** begin DATA SUPPLIED **
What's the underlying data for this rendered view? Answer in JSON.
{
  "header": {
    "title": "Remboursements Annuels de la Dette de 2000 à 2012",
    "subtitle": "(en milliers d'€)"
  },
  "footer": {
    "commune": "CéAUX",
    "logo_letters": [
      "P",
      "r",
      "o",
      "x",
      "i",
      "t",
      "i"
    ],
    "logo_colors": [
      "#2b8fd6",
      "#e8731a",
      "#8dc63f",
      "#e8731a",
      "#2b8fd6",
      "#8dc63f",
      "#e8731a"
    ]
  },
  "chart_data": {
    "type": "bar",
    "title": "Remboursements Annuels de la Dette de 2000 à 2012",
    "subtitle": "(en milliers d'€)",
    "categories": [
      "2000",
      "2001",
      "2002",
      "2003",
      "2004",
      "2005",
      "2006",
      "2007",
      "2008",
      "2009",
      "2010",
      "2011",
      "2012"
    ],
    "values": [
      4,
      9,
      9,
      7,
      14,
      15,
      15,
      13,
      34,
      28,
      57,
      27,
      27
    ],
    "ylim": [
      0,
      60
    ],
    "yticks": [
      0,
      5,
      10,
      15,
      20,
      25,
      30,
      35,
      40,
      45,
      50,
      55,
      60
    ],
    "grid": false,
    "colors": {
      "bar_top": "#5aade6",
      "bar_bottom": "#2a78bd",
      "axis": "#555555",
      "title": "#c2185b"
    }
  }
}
** end DATA SUPPLIED **
**WHAT IS ASKED:**
Return every line of the material exactly.

**FINISHED TASK:**
What's the underlying data for this rendered view? Answer in JSON.
{
  "header": {
    "title": "Remboursements Annuels de la Dette de 2000 à 2012",
    "subtitle": "(en milliers d'€)"
  },
  "footer": {
    "commune": "CéAUX",
    "logo_letters": [
      "P",
      "r",
      "o",
      "x",
      "i",
      "t",
      "i"
    ],
    "logo_colors": [
      "#2b8fd6",
      "#e8731a",
      "#8dc63f",
      "#e8731a",
      "#2b8fd6",
      "#8dc63f",
      "#e8731a"
    ]
  },
  "chart_data": {
    "type": "bar",
    "title": "Remboursements Annuels de la Dette de 2000 à 2012",
    "subtitle": "(en milliers d'€)",
    "categories": [
      "2000",
      "2001",
      "2002",
      "2003",
      "2004",
      "2005",
      "2006",
      "2007",
      "2008",
      "2009",
      "2010",
      "2011",
      "2012"
    ],
    "values": [
      4,
      9,
      9,
      7,
      14,
      15,
      15,
      13,
      34,
      28,
      57,
      27,
      27
    ],
    "ylim": [
      0,
      60
    ],
    "yticks": [
      0,
      5,
      10,
      15,
      20,
      25,
      30,
      35,
      40,
      45,
      50,
      55,
      60
    ],
    "grid": false,
    "colors": {
      "bar_top": "#5aade6",
      "bar_bottom": "#2a78bd",
      "axis": "#555555",
      "title": "#c2185b"
    }
  }
}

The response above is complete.